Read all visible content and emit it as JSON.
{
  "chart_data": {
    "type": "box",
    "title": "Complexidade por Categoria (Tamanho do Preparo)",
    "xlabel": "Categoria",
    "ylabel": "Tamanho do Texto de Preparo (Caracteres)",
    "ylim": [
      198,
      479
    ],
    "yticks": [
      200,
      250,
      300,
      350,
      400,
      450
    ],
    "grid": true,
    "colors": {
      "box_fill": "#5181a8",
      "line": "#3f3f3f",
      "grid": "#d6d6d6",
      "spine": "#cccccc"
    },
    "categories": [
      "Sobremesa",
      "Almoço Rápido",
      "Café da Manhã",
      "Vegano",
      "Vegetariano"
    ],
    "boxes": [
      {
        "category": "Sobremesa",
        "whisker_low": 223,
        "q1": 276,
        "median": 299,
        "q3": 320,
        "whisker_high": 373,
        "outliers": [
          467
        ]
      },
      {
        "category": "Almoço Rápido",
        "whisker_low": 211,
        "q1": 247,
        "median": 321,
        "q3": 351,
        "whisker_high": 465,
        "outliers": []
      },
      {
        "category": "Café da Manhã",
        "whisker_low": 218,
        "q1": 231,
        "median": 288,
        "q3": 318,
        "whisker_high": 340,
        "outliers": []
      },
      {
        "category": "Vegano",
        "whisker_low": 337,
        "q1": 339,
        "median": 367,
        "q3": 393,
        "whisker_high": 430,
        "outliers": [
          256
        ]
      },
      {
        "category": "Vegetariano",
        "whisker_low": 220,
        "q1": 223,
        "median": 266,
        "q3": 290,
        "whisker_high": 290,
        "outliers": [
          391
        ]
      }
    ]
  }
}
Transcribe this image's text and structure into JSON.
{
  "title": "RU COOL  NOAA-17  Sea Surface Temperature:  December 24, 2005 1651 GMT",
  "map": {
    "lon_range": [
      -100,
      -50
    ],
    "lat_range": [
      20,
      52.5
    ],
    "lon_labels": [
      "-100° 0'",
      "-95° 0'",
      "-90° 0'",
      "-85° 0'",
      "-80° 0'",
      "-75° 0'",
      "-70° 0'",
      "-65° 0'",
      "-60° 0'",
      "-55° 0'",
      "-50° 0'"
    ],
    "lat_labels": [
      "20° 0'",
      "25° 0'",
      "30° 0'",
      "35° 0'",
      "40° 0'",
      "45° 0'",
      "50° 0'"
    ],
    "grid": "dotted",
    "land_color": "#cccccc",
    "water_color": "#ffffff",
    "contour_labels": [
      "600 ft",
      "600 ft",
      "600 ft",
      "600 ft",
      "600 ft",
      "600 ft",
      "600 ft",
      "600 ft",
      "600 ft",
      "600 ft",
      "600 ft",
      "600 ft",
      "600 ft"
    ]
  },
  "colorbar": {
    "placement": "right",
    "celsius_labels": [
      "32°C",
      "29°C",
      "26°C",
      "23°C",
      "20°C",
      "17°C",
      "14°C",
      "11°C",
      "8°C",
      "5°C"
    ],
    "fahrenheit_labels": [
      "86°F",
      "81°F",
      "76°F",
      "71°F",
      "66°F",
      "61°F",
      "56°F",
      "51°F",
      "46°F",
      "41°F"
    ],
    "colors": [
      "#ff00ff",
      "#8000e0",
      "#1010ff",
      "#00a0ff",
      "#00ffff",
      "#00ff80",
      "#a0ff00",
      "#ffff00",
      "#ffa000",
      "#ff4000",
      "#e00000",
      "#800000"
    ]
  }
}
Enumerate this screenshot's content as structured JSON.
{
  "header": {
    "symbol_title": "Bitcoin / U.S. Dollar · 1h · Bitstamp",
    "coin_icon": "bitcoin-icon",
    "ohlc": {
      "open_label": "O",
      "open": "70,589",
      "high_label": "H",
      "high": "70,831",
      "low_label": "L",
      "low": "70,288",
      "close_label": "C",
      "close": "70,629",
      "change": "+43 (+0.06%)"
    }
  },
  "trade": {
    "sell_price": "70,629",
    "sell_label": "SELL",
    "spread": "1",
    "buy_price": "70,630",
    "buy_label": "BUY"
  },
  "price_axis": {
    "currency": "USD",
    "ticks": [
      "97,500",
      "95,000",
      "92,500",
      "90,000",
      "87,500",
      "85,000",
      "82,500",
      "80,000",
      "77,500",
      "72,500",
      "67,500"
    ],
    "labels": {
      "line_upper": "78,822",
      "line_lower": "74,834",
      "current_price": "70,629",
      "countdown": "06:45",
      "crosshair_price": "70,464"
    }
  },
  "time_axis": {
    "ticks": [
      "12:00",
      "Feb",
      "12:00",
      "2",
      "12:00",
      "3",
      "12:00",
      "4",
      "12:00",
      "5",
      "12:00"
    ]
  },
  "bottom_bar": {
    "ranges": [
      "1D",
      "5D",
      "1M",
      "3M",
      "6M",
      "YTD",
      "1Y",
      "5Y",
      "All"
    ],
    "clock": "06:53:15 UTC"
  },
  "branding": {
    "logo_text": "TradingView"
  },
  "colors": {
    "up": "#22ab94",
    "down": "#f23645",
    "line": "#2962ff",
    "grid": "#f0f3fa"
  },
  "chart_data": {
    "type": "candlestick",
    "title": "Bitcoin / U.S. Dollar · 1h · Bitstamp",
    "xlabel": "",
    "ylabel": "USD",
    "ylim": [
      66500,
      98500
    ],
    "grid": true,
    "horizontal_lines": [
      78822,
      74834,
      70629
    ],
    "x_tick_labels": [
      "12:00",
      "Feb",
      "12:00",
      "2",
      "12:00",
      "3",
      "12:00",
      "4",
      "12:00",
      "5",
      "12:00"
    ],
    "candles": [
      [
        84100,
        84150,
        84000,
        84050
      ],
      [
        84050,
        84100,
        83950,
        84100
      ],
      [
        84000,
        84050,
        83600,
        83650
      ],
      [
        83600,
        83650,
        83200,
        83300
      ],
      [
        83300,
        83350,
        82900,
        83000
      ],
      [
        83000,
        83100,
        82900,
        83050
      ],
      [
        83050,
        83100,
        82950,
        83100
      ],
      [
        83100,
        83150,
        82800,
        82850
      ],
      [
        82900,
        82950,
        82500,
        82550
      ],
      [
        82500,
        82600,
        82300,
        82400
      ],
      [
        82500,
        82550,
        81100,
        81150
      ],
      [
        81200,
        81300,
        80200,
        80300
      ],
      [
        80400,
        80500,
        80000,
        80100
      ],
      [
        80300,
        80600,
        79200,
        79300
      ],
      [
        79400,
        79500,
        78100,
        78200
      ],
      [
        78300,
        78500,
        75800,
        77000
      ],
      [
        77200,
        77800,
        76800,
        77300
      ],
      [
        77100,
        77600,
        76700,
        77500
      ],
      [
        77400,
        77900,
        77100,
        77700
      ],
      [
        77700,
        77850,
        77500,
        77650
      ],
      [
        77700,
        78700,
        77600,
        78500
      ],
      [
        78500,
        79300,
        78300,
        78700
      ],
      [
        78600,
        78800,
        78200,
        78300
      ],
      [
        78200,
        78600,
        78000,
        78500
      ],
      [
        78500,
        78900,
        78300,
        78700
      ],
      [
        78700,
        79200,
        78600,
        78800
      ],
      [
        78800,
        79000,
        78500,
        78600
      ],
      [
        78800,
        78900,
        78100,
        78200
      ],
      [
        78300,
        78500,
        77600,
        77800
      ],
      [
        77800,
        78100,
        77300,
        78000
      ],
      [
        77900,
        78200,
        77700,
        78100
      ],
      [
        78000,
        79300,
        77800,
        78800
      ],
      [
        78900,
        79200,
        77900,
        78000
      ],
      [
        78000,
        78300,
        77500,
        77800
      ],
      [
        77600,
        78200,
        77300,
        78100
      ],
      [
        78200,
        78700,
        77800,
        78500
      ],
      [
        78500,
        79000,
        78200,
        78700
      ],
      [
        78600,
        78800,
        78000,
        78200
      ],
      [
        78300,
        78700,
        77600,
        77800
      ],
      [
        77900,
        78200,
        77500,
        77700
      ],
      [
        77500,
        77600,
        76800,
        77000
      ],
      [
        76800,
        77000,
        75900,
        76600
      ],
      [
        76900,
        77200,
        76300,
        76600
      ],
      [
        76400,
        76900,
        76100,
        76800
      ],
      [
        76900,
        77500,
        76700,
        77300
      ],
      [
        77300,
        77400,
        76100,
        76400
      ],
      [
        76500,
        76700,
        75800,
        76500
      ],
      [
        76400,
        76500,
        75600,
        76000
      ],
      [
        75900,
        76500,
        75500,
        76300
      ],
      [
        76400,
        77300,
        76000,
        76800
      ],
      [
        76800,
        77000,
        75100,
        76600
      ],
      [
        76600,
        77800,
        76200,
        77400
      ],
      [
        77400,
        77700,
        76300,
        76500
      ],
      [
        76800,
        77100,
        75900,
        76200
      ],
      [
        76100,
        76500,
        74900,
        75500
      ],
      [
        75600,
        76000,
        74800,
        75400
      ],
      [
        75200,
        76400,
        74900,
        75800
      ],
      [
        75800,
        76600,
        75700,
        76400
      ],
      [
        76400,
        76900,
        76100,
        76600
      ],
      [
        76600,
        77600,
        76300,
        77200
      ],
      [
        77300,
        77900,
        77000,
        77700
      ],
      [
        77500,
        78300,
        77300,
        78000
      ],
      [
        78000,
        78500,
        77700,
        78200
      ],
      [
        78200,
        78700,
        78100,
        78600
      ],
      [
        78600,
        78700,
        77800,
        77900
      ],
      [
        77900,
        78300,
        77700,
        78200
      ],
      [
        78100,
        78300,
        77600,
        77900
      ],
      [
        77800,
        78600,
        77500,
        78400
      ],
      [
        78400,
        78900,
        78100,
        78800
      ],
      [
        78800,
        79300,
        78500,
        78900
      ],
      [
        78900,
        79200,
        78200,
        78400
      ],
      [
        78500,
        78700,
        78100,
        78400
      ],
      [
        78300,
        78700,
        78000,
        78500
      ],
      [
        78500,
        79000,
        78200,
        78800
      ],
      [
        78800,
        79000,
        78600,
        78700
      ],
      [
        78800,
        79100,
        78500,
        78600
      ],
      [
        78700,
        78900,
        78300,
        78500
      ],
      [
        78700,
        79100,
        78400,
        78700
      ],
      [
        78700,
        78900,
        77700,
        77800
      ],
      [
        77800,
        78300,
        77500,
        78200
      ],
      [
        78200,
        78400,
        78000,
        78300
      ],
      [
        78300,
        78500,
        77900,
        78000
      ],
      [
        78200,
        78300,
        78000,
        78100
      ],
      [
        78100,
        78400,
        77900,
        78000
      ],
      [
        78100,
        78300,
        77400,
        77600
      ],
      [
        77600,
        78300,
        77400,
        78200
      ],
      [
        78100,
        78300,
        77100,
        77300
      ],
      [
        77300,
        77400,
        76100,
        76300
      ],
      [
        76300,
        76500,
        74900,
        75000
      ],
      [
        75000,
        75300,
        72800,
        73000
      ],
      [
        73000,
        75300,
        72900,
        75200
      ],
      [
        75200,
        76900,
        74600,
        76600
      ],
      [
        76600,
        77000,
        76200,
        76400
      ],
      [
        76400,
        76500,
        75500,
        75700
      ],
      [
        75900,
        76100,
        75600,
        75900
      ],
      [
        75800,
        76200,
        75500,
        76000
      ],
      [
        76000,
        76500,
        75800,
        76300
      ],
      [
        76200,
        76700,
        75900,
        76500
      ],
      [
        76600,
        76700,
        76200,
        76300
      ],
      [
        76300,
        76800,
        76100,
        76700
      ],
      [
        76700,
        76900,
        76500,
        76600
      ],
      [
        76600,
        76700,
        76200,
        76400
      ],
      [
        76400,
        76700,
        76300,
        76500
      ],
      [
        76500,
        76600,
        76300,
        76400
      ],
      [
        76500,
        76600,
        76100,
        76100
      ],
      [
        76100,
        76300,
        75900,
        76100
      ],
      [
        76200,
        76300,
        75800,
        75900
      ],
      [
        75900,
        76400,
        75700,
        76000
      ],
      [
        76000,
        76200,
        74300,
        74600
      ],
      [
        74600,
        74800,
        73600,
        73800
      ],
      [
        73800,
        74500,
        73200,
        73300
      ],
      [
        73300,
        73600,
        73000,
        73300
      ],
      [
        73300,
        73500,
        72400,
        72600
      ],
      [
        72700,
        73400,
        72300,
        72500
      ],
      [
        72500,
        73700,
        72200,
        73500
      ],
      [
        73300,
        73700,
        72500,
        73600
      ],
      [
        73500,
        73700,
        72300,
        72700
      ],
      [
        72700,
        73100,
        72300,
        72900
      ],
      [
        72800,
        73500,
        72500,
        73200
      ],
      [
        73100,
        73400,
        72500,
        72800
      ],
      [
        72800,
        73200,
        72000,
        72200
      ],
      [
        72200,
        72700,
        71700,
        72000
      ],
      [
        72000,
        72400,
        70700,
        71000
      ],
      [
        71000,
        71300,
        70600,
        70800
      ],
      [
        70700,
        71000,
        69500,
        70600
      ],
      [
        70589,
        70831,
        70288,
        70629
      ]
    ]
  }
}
....................
> _To do_:
In the entries above, identify every line with the word "Manhã". Copy those lines.

> _Solution to this task_:
      "Café da Manhã",
        "category": "Café da Manhã",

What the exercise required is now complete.